**DATA FOR THE TASK**
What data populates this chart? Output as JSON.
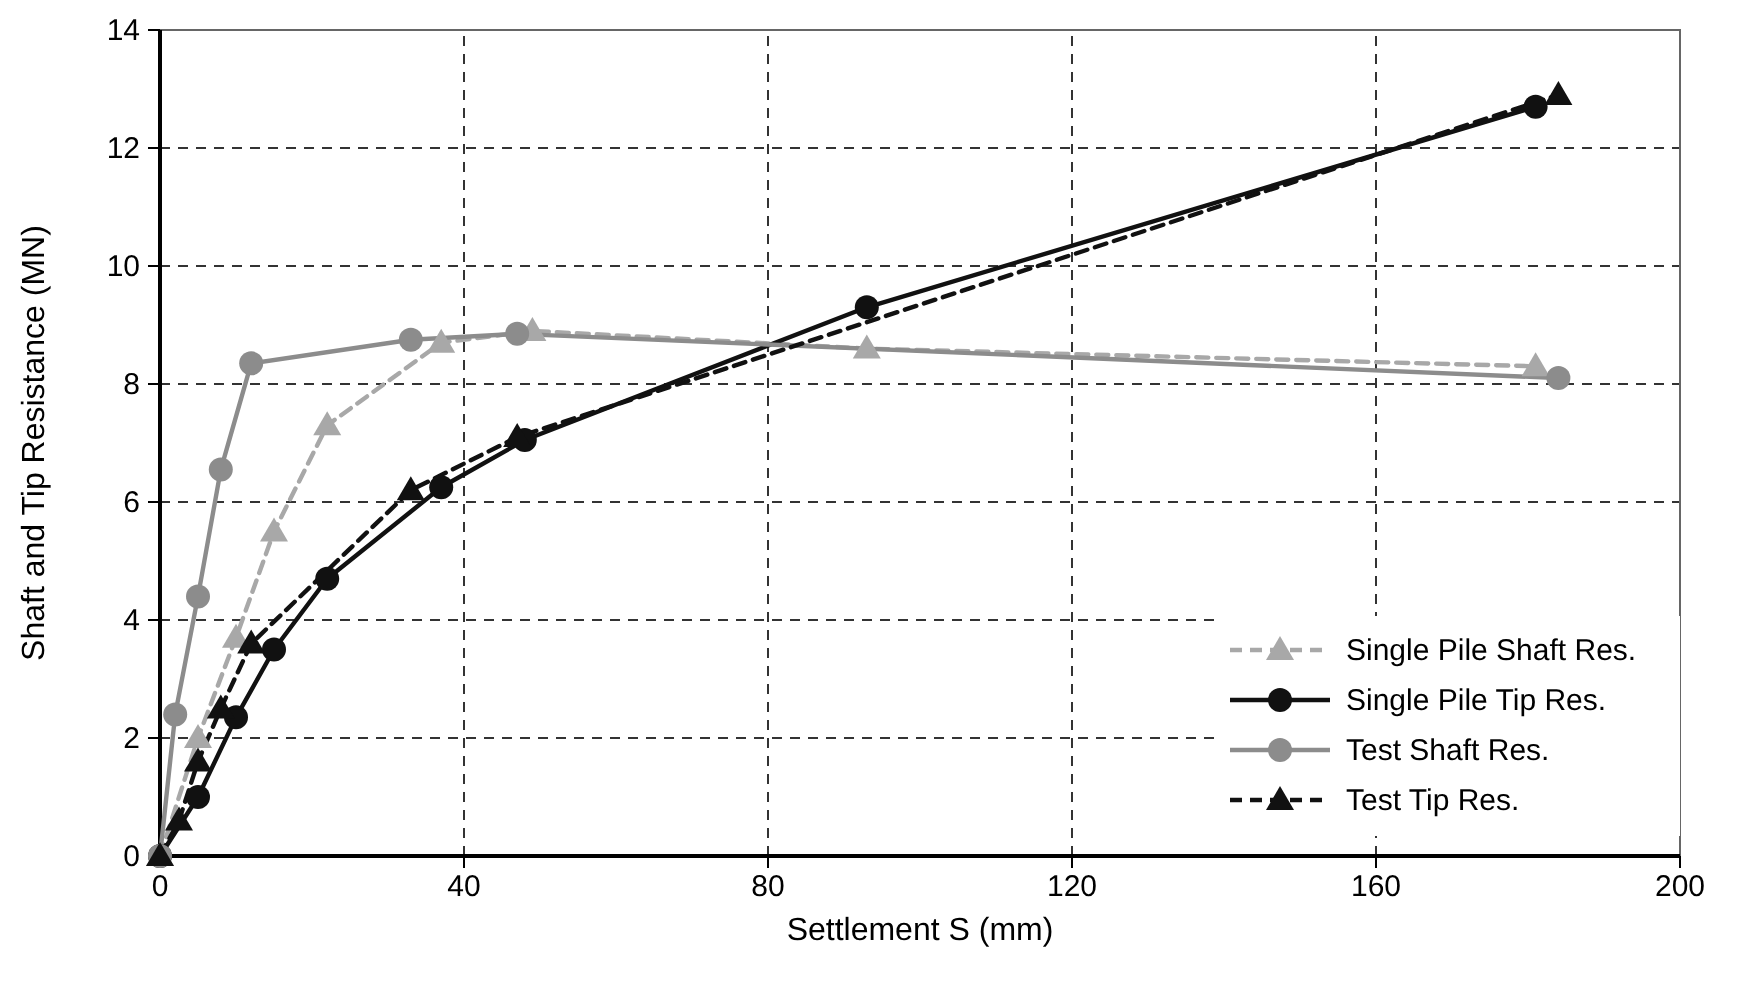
{
  "chart_data": {
    "type": "line",
    "xlabel": "Settlement S (mm)",
    "ylabel": "Shaft and Tip Resistance (MN)",
    "xlim": [
      0,
      200
    ],
    "ylim": [
      0,
      14
    ],
    "xticks": [
      0,
      40,
      80,
      120,
      160,
      200
    ],
    "yticks": [
      0,
      2,
      4,
      6,
      8,
      10,
      12,
      14
    ],
    "grid": true,
    "legend": "bottom right",
    "series": [
      {
        "name": "Single Pile Shaft Res.",
        "color": "#a8a8a8",
        "marker": "triangle",
        "line_style": "dashed",
        "x": [
          0,
          5,
          10,
          15,
          22,
          37,
          49,
          93,
          181
        ],
        "values": [
          0,
          2.0,
          3.7,
          5.5,
          7.3,
          8.7,
          8.9,
          8.6,
          8.3
        ]
      },
      {
        "name": "Single Pile Tip Res.",
        "color": "#111111",
        "marker": "circle",
        "line_style": "solid",
        "x": [
          0,
          5,
          10,
          15,
          22,
          37,
          48,
          93,
          181
        ],
        "values": [
          0,
          1.0,
          2.35,
          3.5,
          4.7,
          6.25,
          7.05,
          9.3,
          12.7
        ]
      },
      {
        "name": "Test Shaft Res.",
        "color": "#8c8c8c",
        "marker": "circle",
        "line_style": "solid",
        "x": [
          0,
          2,
          5,
          8,
          12,
          33,
          47,
          184
        ],
        "values": [
          0,
          2.4,
          4.4,
          6.55,
          8.35,
          8.75,
          8.85,
          8.1
        ]
      },
      {
        "name": "Test Tip Res.",
        "color": "#111111",
        "marker": "triangle",
        "line_style": "dashed",
        "x": [
          0,
          2.5,
          5,
          8,
          12,
          33,
          47,
          184
        ],
        "values": [
          0,
          0.6,
          1.6,
          2.5,
          3.6,
          6.2,
          7.1,
          12.9
        ]
      }
    ]
  }
}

**GOAL OF THE EXERCISE**
Pictures are to be left out; the records above must be repeated word for word.

**SOLUTION**
What data populates this chart? Output as JSON.
{
  "chart_data": {
    "type": "line",
    "xlabel": "Settlement S (mm)",
    "ylabel": "Shaft and Tip Resistance (MN)",
    "xlim": [
      0,
      200
    ],
    "ylim": [
      0,
      14
    ],
    "xticks": [
      0,
      40,
      80,
      120,
      160,
      200
    ],
    "yticks": [
      0,
      2,
      4,
      6,
      8,
      10,
      12,
      14
    ],
    "grid": true,
    "legend": "bottom right",
    "series": [
      {
        "name": "Single Pile Shaft Res.",
        "color": "#a8a8a8",
        "marker": "triangle",
        "line_style": "dashed",
        "x": [
          0,
          5,
          10,
          15,
          22,
          37,
          49,
          93,
          181
        ],
        "values": [
          0,
          2.0,
          3.7,
          5.5,
          7.3,
          8.7,
          8.9,
          8.6,
          8.3
        ]
      },
      {
        "name": "Single Pile Tip Res.",
        "color": "#111111",
        "marker": "circle",
        "line_style": "solid",
        "x": [
          0,
          5,
          10,
          15,
          22,
          37,
          48,
          93,
          181
        ],
        "values": [
          0,
          1.0,
          2.35,
          3.5,
          4.7,
          6.25,
          7.05,
          9.3,
          12.7
        ]
      },
      {
        "name": "Test Shaft Res.",
        "color": "#8c8c8c",
        "marker": "circle",
        "line_style": "solid",
        "x": [
          0,
          2,
          5,
          8,
          12,
          33,
          47,
          184
        ],
        "values": [
          0,
          2.4,
          4.4,
          6.55,
          8.35,
          8.75,
          8.85,
          8.1
        ]
      },
      {
        "name": "Test Tip Res.",
        "color": "#111111",
        "marker": "triangle",
        "line_style": "dashed",
        "x": [
          0,
          2.5,
          5,
          8,
          12,
          33,
          47,
          184
        ],
        "values": [
          0,
          0.6,
          1.6,
          2.5,
          3.6,
          6.2,
          7.1,
          12.9
        ]
      }
    ]
  }
}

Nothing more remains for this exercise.